### YOUR OBJECTIVE:
Lines containing the word "values" are the ones to copy from the records below.

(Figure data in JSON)
========================================
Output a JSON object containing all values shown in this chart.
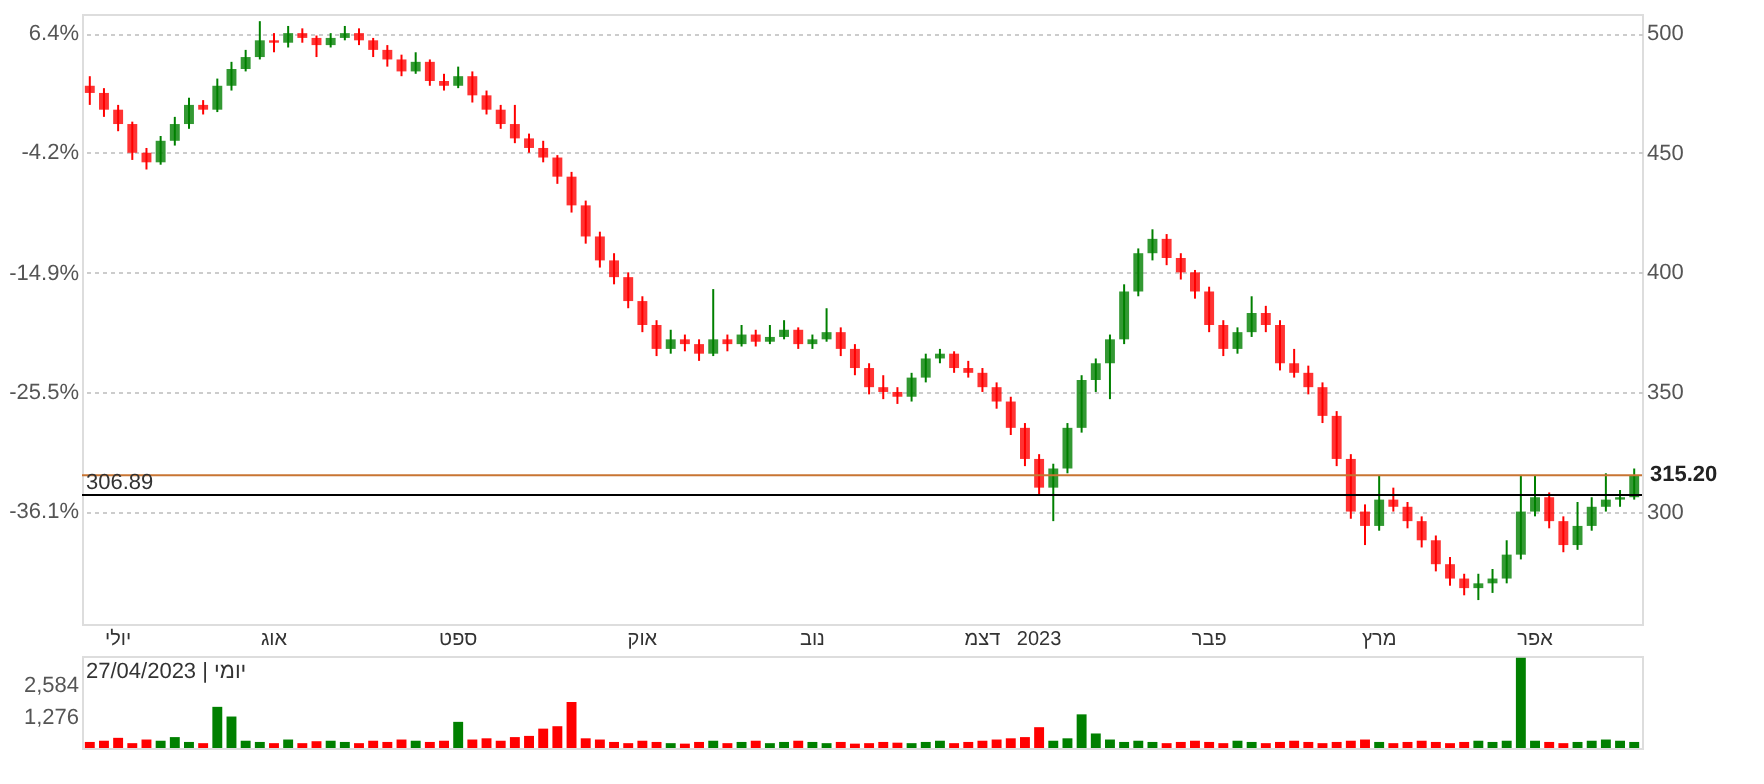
{
  "chart_data": [
    {
      "type": "candlestick",
      "categories": [
        null,
        null,
        "יולי",
        null,
        null,
        null,
        null,
        null,
        null,
        null,
        null,
        null,
        null,
        "אוג",
        null,
        null,
        null,
        null,
        null,
        null,
        null,
        null,
        null,
        null,
        null,
        null,
        "ספט",
        null,
        null,
        null,
        null,
        null,
        null,
        null,
        null,
        null,
        null,
        null,
        null,
        "אוק",
        null,
        null,
        null,
        null,
        null,
        null,
        null,
        null,
        null,
        null,
        null,
        "נוב",
        null,
        null,
        null,
        null,
        null,
        null,
        null,
        null,
        null,
        null,
        null,
        "דצמ",
        null,
        null,
        null,
        "2023",
        null,
        null,
        null,
        null,
        null,
        null,
        null,
        null,
        null,
        null,
        null,
        "פבר",
        null,
        null,
        null,
        null,
        null,
        null,
        null,
        null,
        null,
        null,
        null,
        "מרץ",
        null,
        null,
        null,
        null,
        null,
        null,
        null,
        null,
        null,
        null,
        "אפר",
        null,
        null,
        null,
        null,
        null,
        null,
        null
      ],
      "ohlc": [
        [
          478,
          482,
          470,
          475
        ],
        [
          475,
          477,
          465,
          468
        ],
        [
          468,
          470,
          459,
          462
        ],
        [
          462,
          463,
          447,
          450
        ],
        [
          450,
          452,
          443,
          446
        ],
        [
          446,
          457,
          445,
          455
        ],
        [
          455,
          465,
          453,
          462
        ],
        [
          462,
          473,
          460,
          470
        ],
        [
          470,
          472,
          466,
          468
        ],
        [
          468,
          481,
          467,
          478
        ],
        [
          478,
          488,
          476,
          485
        ],
        [
          485,
          493,
          484,
          490
        ],
        [
          490,
          505,
          489,
          497
        ],
        [
          497,
          500,
          492,
          496
        ],
        [
          496,
          503,
          494,
          500
        ],
        [
          500,
          502,
          496,
          498
        ],
        [
          498,
          499,
          490,
          495
        ],
        [
          495,
          500,
          494,
          498
        ],
        [
          498,
          503,
          497,
          500
        ],
        [
          500,
          502,
          495,
          497
        ],
        [
          497,
          498,
          490,
          493
        ],
        [
          493,
          495,
          486,
          489
        ],
        [
          489,
          491,
          482,
          484
        ],
        [
          484,
          492,
          483,
          488
        ],
        [
          488,
          489,
          478,
          480
        ],
        [
          480,
          483,
          476,
          478
        ],
        [
          478,
          486,
          477,
          482
        ],
        [
          482,
          484,
          471,
          474
        ],
        [
          474,
          476,
          466,
          468
        ],
        [
          468,
          470,
          460,
          462
        ],
        [
          462,
          470,
          454,
          456
        ],
        [
          456,
          458,
          450,
          452
        ],
        [
          452,
          455,
          446,
          448
        ],
        [
          448,
          449,
          437,
          440
        ],
        [
          440,
          442,
          425,
          428
        ],
        [
          428,
          430,
          412,
          415
        ],
        [
          415,
          417,
          402,
          405
        ],
        [
          405,
          408,
          395,
          398
        ],
        [
          398,
          400,
          385,
          388
        ],
        [
          388,
          390,
          375,
          378
        ],
        [
          378,
          380,
          365,
          368
        ],
        [
          368,
          376,
          366,
          372
        ],
        [
          372,
          374,
          367,
          370
        ],
        [
          370,
          372,
          363,
          366
        ],
        [
          366,
          393,
          365,
          372
        ],
        [
          372,
          374,
          367,
          370
        ],
        [
          370,
          378,
          369,
          374
        ],
        [
          374,
          376,
          369,
          371
        ],
        [
          371,
          378,
          370,
          373
        ],
        [
          373,
          380,
          372,
          376
        ],
        [
          376,
          377,
          368,
          370
        ],
        [
          370,
          374,
          368,
          372
        ],
        [
          372,
          385,
          371,
          375
        ],
        [
          375,
          377,
          365,
          368
        ],
        [
          368,
          370,
          357,
          360
        ],
        [
          360,
          362,
          349,
          352
        ],
        [
          352,
          357,
          347,
          350
        ],
        [
          350,
          352,
          345,
          348
        ],
        [
          348,
          358,
          346,
          356
        ],
        [
          356,
          366,
          354,
          364
        ],
        [
          364,
          368,
          362,
          366
        ],
        [
          366,
          367,
          358,
          360
        ],
        [
          360,
          363,
          356,
          358
        ],
        [
          358,
          360,
          350,
          352
        ],
        [
          352,
          354,
          343,
          346
        ],
        [
          346,
          348,
          332,
          335
        ],
        [
          335,
          337,
          319,
          322
        ],
        [
          322,
          324,
          307,
          310
        ],
        [
          310,
          320,
          296,
          318
        ],
        [
          318,
          337,
          316,
          335
        ],
        [
          335,
          357,
          333,
          355
        ],
        [
          355,
          364,
          350,
          362
        ],
        [
          362,
          374,
          347,
          372
        ],
        [
          372,
          395,
          370,
          392
        ],
        [
          392,
          410,
          390,
          408
        ],
        [
          408,
          418,
          405,
          414
        ],
        [
          414,
          416,
          403,
          406
        ],
        [
          406,
          408,
          397,
          400
        ],
        [
          400,
          401,
          389,
          392
        ],
        [
          392,
          394,
          375,
          378
        ],
        [
          378,
          380,
          365,
          368
        ],
        [
          368,
          377,
          366,
          375
        ],
        [
          375,
          390,
          373,
          383
        ],
        [
          383,
          386,
          375,
          378
        ],
        [
          378,
          380,
          359,
          362
        ],
        [
          362,
          368,
          356,
          358
        ],
        [
          358,
          361,
          349,
          352
        ],
        [
          352,
          354,
          337,
          340
        ],
        [
          340,
          342,
          319,
          322
        ],
        [
          322,
          324,
          297,
          300
        ],
        [
          300,
          303,
          286,
          294
        ],
        [
          294,
          315,
          292,
          305
        ],
        [
          305,
          310,
          300,
          302
        ],
        [
          302,
          304,
          293,
          296
        ],
        [
          296,
          298,
          285,
          288
        ],
        [
          288,
          290,
          275,
          278
        ],
        [
          278,
          281,
          269,
          272
        ],
        [
          272,
          274,
          265,
          268
        ],
        [
          268,
          274,
          263,
          270
        ],
        [
          270,
          276,
          266,
          272
        ],
        [
          272,
          288,
          270,
          282
        ],
        [
          282,
          315,
          280,
          300
        ],
        [
          300,
          315,
          298,
          306
        ],
        [
          306,
          308,
          293,
          296
        ],
        [
          296,
          298,
          283,
          286
        ],
        [
          286,
          304,
          284,
          294
        ],
        [
          294,
          306,
          292,
          302
        ],
        [
          302,
          316,
          300,
          305
        ],
        [
          305,
          309,
          302,
          306
        ],
        [
          306,
          318,
          305,
          315
        ]
      ],
      "colors": [
        "#ff0000",
        "#ff0000",
        "#ff0000",
        "#ff0000",
        "#ff0000",
        "#008000",
        "#008000",
        "#008000",
        "#ff0000",
        "#008000",
        "#008000",
        "#008000",
        "#008000",
        "#ff0000",
        "#008000",
        "#ff0000",
        "#ff0000",
        "#008000",
        "#008000",
        "#ff0000",
        "#ff0000",
        "#ff0000",
        "#ff0000",
        "#008000",
        "#ff0000",
        "#ff0000",
        "#008000",
        "#ff0000",
        "#ff0000",
        "#ff0000",
        "#ff0000",
        "#ff0000",
        "#ff0000",
        "#ff0000",
        "#ff0000",
        "#ff0000",
        "#ff0000",
        "#ff0000",
        "#ff0000",
        "#ff0000",
        "#ff0000",
        "#008000",
        "#ff0000",
        "#ff0000",
        "#008000",
        "#ff0000",
        "#008000",
        "#ff0000",
        "#008000",
        "#008000",
        "#ff0000",
        "#008000",
        "#008000",
        "#ff0000",
        "#ff0000",
        "#ff0000",
        "#ff0000",
        "#ff0000",
        "#008000",
        "#008000",
        "#008000",
        "#ff0000",
        "#ff0000",
        "#ff0000",
        "#ff0000",
        "#ff0000",
        "#ff0000",
        "#ff0000",
        "#008000",
        "#008000",
        "#008000",
        "#008000",
        "#008000",
        "#008000",
        "#008000",
        "#008000",
        "#ff0000",
        "#ff0000",
        "#ff0000",
        "#ff0000",
        "#ff0000",
        "#008000",
        "#008000",
        "#ff0000",
        "#ff0000",
        "#ff0000",
        "#ff0000",
        "#ff0000",
        "#ff0000",
        "#ff0000",
        "#ff0000",
        "#008000",
        "#ff0000",
        "#ff0000",
        "#ff0000",
        "#ff0000",
        "#ff0000",
        "#ff0000",
        "#008000",
        "#008000",
        "#008000",
        "#008000",
        "#008000",
        "#ff0000",
        "#ff0000",
        "#008000",
        "#008000",
        "#008000",
        "#008000",
        "#008000"
      ],
      "ylim": [
        253,
        508
      ],
      "yticks": [
        300,
        350,
        400,
        450,
        500
      ],
      "y2lim": [
        -46.1,
        8.1
      ],
      "y2ticks": [
        {
          "value": 6.4,
          "label": "6.4%"
        },
        {
          "value": -4.2,
          "label": "-4.2%"
        },
        {
          "value": -14.9,
          "label": "-14.9%"
        },
        {
          "value": -25.5,
          "label": "-25.5%"
        },
        {
          "value": -36.1,
          "label": "-36.1%"
        }
      ],
      "ref_lines": [
        {
          "axis": "y",
          "value": 306.89,
          "label": "306.89",
          "color": "#000000"
        },
        {
          "axis": "y",
          "value": 315.2,
          "label": "315.20",
          "color": "#c87533"
        }
      ],
      "grid": "y"
    },
    {
      "type": "bar",
      "categories": [
        null,
        null,
        null,
        null,
        null,
        null,
        null,
        null,
        null,
        null,
        null,
        null,
        null,
        null,
        null,
        null,
        null,
        null,
        null,
        null,
        null,
        null,
        null,
        null,
        null,
        null,
        null,
        null,
        null,
        null,
        null,
        null,
        null,
        null,
        null,
        null,
        null,
        null,
        null,
        null,
        null,
        null,
        null,
        null,
        null,
        null,
        null,
        null,
        null,
        null,
        null,
        null,
        null,
        null,
        null,
        null,
        null,
        null,
        null,
        null,
        null,
        null,
        null,
        null,
        null,
        null,
        null,
        null,
        null,
        null,
        null,
        null,
        null,
        null,
        null,
        null,
        null,
        null,
        null,
        null,
        null,
        null,
        null,
        null,
        null,
        null,
        null,
        null,
        null,
        null,
        null,
        null,
        null,
        null,
        null,
        null,
        null,
        null,
        null,
        null,
        null,
        null,
        null,
        null,
        null,
        null,
        null,
        null,
        null,
        null
      ],
      "values": [
        250,
        300,
        420,
        200,
        350,
        300,
        450,
        250,
        200,
        1700,
        1300,
        300,
        250,
        200,
        350,
        200,
        280,
        300,
        250,
        200,
        300,
        250,
        350,
        300,
        250,
        300,
        1080,
        350,
        400,
        300,
        450,
        500,
        800,
        900,
        1900,
        400,
        350,
        250,
        200,
        300,
        250,
        200,
        180,
        250,
        300,
        200,
        250,
        300,
        200,
        250,
        300,
        250,
        200,
        250,
        180,
        200,
        250,
        220,
        200,
        250,
        300,
        200,
        250,
        300,
        350,
        400,
        450,
        860,
        300,
        400,
        1390,
        600,
        350,
        250,
        300,
        250,
        200,
        250,
        300,
        250,
        200,
        300,
        250,
        200,
        250,
        300,
        250,
        200,
        250,
        300,
        350,
        250,
        200,
        250,
        300,
        250,
        200,
        250,
        300,
        250,
        300,
        3730,
        300,
        250,
        200,
        250,
        300,
        350,
        300,
        250
      ],
      "colors": [
        "#ff0000",
        "#ff0000",
        "#ff0000",
        "#ff0000",
        "#ff0000",
        "#008000",
        "#008000",
        "#008000",
        "#ff0000",
        "#008000",
        "#008000",
        "#008000",
        "#008000",
        "#ff0000",
        "#008000",
        "#ff0000",
        "#ff0000",
        "#008000",
        "#008000",
        "#ff0000",
        "#ff0000",
        "#ff0000",
        "#ff0000",
        "#008000",
        "#ff0000",
        "#ff0000",
        "#008000",
        "#ff0000",
        "#ff0000",
        "#ff0000",
        "#ff0000",
        "#ff0000",
        "#ff0000",
        "#ff0000",
        "#ff0000",
        "#ff0000",
        "#ff0000",
        "#ff0000",
        "#ff0000",
        "#ff0000",
        "#ff0000",
        "#008000",
        "#ff0000",
        "#ff0000",
        "#008000",
        "#ff0000",
        "#008000",
        "#ff0000",
        "#008000",
        "#008000",
        "#ff0000",
        "#008000",
        "#008000",
        "#ff0000",
        "#ff0000",
        "#ff0000",
        "#ff0000",
        "#ff0000",
        "#008000",
        "#008000",
        "#008000",
        "#ff0000",
        "#ff0000",
        "#ff0000",
        "#ff0000",
        "#ff0000",
        "#ff0000",
        "#ff0000",
        "#008000",
        "#008000",
        "#008000",
        "#008000",
        "#008000",
        "#008000",
        "#008000",
        "#008000",
        "#ff0000",
        "#ff0000",
        "#ff0000",
        "#ff0000",
        "#ff0000",
        "#008000",
        "#008000",
        "#ff0000",
        "#ff0000",
        "#ff0000",
        "#ff0000",
        "#ff0000",
        "#ff0000",
        "#ff0000",
        "#ff0000",
        "#008000",
        "#ff0000",
        "#ff0000",
        "#ff0000",
        "#ff0000",
        "#ff0000",
        "#ff0000",
        "#008000",
        "#008000",
        "#008000",
        "#008000",
        "#008000",
        "#ff0000",
        "#ff0000",
        "#008000",
        "#008000",
        "#008000",
        "#008000",
        "#008000"
      ],
      "ylim": [
        0,
        3800
      ],
      "yticks": [
        {
          "value": 1276,
          "label": "1,276"
        },
        {
          "value": 2584,
          "label": "2,584"
        }
      ],
      "tick_labels": "y",
      "annotations": [
        "יומי | 27/04/2023"
      ]
    }
  ]
}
========================================
### SOLUTION:
Output a JSON object containing all values shown in this chart.
      "values": [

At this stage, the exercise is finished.